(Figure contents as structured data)

□ □ □

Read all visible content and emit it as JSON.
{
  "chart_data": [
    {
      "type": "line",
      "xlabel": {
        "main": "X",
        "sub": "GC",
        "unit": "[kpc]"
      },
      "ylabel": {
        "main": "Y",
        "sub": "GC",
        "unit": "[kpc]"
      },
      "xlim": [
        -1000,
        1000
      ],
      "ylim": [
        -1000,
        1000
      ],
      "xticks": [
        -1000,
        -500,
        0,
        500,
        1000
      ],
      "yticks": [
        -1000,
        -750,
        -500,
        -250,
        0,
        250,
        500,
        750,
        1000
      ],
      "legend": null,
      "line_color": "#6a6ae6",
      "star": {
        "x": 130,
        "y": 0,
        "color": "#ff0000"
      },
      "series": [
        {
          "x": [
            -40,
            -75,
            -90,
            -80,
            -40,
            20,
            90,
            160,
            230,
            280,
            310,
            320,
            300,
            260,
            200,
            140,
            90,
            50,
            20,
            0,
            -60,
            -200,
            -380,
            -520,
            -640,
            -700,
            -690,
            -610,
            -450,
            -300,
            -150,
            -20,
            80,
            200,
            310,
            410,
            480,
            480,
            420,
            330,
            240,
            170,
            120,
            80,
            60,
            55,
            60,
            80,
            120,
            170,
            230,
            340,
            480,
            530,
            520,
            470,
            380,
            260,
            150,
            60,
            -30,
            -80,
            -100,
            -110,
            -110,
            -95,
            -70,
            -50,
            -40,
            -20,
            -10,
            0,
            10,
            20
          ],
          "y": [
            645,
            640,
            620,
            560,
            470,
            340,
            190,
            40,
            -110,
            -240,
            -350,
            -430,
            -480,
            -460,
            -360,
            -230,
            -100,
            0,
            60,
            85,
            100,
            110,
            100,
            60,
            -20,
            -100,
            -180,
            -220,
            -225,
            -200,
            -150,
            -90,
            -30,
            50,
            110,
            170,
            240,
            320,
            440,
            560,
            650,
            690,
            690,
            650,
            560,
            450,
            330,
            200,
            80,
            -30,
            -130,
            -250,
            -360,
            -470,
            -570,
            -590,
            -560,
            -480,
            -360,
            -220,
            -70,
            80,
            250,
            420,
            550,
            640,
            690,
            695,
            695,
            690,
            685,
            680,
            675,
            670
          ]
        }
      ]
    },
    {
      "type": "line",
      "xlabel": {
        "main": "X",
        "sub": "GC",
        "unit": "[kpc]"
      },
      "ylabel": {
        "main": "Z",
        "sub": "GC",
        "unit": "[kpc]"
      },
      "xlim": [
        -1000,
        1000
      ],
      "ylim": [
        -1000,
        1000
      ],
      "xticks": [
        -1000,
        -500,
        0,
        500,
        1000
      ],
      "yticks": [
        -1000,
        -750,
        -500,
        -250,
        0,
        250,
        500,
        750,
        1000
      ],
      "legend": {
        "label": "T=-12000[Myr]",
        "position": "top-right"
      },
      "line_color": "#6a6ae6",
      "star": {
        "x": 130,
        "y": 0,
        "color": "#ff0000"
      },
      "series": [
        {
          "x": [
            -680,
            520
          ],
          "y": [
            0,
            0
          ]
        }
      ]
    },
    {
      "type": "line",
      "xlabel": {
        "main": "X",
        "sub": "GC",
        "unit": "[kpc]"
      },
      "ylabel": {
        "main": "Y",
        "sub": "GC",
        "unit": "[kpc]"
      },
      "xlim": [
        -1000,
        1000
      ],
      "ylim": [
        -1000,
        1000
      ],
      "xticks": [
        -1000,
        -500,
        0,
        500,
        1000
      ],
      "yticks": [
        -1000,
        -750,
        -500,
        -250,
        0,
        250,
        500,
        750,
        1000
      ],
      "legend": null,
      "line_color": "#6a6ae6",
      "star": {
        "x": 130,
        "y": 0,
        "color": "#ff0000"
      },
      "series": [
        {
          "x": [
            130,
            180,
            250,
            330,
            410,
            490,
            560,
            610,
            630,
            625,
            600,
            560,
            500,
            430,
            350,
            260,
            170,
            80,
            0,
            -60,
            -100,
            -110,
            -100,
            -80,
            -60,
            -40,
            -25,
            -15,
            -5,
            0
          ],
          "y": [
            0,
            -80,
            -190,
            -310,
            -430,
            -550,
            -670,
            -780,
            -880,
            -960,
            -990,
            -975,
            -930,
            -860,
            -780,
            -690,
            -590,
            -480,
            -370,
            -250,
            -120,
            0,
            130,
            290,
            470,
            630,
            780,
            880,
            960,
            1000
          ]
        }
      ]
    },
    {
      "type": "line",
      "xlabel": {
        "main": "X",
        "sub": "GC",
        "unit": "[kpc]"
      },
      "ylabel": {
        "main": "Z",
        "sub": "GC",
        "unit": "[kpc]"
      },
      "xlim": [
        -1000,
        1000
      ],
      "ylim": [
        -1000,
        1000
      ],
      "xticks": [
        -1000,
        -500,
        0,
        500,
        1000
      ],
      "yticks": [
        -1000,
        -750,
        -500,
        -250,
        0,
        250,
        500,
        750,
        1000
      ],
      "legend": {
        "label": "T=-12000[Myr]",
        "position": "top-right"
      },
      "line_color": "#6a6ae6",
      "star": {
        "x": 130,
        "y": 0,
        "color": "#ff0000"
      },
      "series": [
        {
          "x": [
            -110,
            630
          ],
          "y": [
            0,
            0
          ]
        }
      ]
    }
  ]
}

□ □ □

*Your objective*
Reproduce the full listing above, character for character.

*Right answer*
Read all visible content and emit it as JSON.
{
  "chart_data": [
    {
      "type": "line",
      "xlabel": {
        "main": "X",
        "sub": "GC",
        "unit": "[kpc]"
      },
      "ylabel": {
        "main": "Y",
        "sub": "GC",
        "unit": "[kpc]"
      },
      "xlim": [
        -1000,
        1000
      ],
      "ylim": [
        -1000,
        1000
      ],
      "xticks": [
        -1000,
        -500,
        0,
        500,
        1000
      ],
      "yticks": [
        -1000,
        -750,
        -500,
        -250,
        0,
        250,
        500,
        750,
        1000
      ],
      "legend": null,
      "line_color": "#6a6ae6",
      "star": {
        "x": 130,
        "y": 0,
        "color": "#ff0000"
      },
      "series": [
        {
          "x": [
            -40,
            -75,
            -90,
            -80,
            -40,
            20,
            90,
            160,
            230,
            280,
            310,
            320,
            300,
            260,
            200,
            140,
            90,
            50,
            20,
            0,
            -60,
            -200,
            -380,
            -520,
            -640,
            -700,
            -690,
            -610,
            -450,
            -300,
            -150,
            -20,
            80,
            200,
            310,
            410,
            480,
            480,
            420,
            330,
            240,
            170,
            120,
            80,
            60,
            55,
            60,
            80,
            120,
            170,
            230,
            340,
            480,
            530,
            520,
            470,
            380,
            260,
            150,
            60,
            -30,
            -80,
            -100,
            -110,
            -110,
            -95,
            -70,
            -50,
            -40,
            -20,
            -10,
            0,
            10,
            20
          ],
          "y": [
            645,
            640,
            620,
            560,
            470,
            340,
            190,
            40,
            -110,
            -240,
            -350,
            -430,
            -480,
            -460,
            -360,
            -230,
            -100,
            0,
            60,
            85,
            100,
            110,
            100,
            60,
            -20,
            -100,
            -180,
            -220,
            -225,
            -200,
            -150,
            -90,
            -30,
            50,
            110,
            170,
            240,
            320,
            440,
            560,
            650,
            690,
            690,
            650,
            560,
            450,
            330,
            200,
            80,
            -30,
            -130,
            -250,
            -360,
            -470,
            -570,
            -590,
            -560,
            -480,
            -360,
            -220,
            -70,
            80,
            250,
            420,
            550,
            640,
            690,
            695,
            695,
            690,
            685,
            680,
            675,
            670
          ]
        }
      ]
    },
    {
      "type": "line",
      "xlabel": {
        "main": "X",
        "sub": "GC",
        "unit": "[kpc]"
      },
      "ylabel": {
        "main": "Z",
        "sub": "GC",
        "unit": "[kpc]"
      },
      "xlim": [
        -1000,
        1000
      ],
      "ylim": [
        -1000,
        1000
      ],
      "xticks": [
        -1000,
        -500,
        0,
        500,
        1000
      ],
      "yticks": [
        -1000,
        -750,
        -500,
        -250,
        0,
        250,
        500,
        750,
        1000
      ],
      "legend": {
        "label": "T=-12000[Myr]",
        "position": "top-right"
      },
      "line_color": "#6a6ae6",
      "star": {
        "x": 130,
        "y": 0,
        "color": "#ff0000"
      },
      "series": [
        {
          "x": [
            -680,
            520
          ],
          "y": [
            0,
            0
          ]
        }
      ]
    },
    {
      "type": "line",
      "xlabel": {
        "main": "X",
        "sub": "GC",
        "unit": "[kpc]"
      },
      "ylabel": {
        "main": "Y",
        "sub": "GC",
        "unit": "[kpc]"
      },
      "xlim": [
        -1000,
        1000
      ],
      "ylim": [
        -1000,
        1000
      ],
      "xticks": [
        -1000,
        -500,
        0,
        500,
        1000
      ],
      "yticks": [
        -1000,
        -750,
        -500,
        -250,
        0,
        250,
        500,
        750,
        1000
      ],
      "legend": null,
      "line_color": "#6a6ae6",
      "star": {
        "x": 130,
        "y": 0,
        "color": "#ff0000"
      },
      "series": [
        {
          "x": [
            130,
            180,
            250,
            330,
            410,
            490,
            560,
            610,
            630,
            625,
            600,
            560,
            500,
            430,
            350,
            260,
            170,
            80,
            0,
            -60,
            -100,
            -110,
            -100,
            -80,
            -60,
            -40,
            -25,
            -15,
            -5,
            0
          ],
          "y": [
            0,
            -80,
            -190,
            -310,
            -430,
            -550,
            -670,
            -780,
            -880,
            -960,
            -990,
            -975,
            -930,
            -860,
            -780,
            -690,
            -590,
            -480,
            -370,
            -250,
            -120,
            0,
            130,
            290,
            470,
            630,
            780,
            880,
            960,
            1000
          ]
        }
      ]
    },
    {
      "type": "line",
      "xlabel": {
        "main": "X",
        "sub": "GC",
        "unit": "[kpc]"
      },
      "ylabel": {
        "main": "Z",
        "sub": "GC",
        "unit": "[kpc]"
      },
      "xlim": [
        -1000,
        1000
      ],
      "ylim": [
        -1000,
        1000
      ],
      "xticks": [
        -1000,
        -500,
        0,
        500,
        1000
      ],
      "yticks": [
        -1000,
        -750,
        -500,
        -250,
        0,
        250,
        500,
        750,
        1000
      ],
      "legend": {
        "label": "T=-12000[Myr]",
        "position": "top-right"
      },
      "line_color": "#6a6ae6",
      "star": {
        "x": 130,
        "y": 0,
        "color": "#ff0000"
      },
      "series": [
        {
          "x": [
            -110,
            630
          ],
          "y": [
            0,
            0
          ]
        }
      ]
    }
  ]
}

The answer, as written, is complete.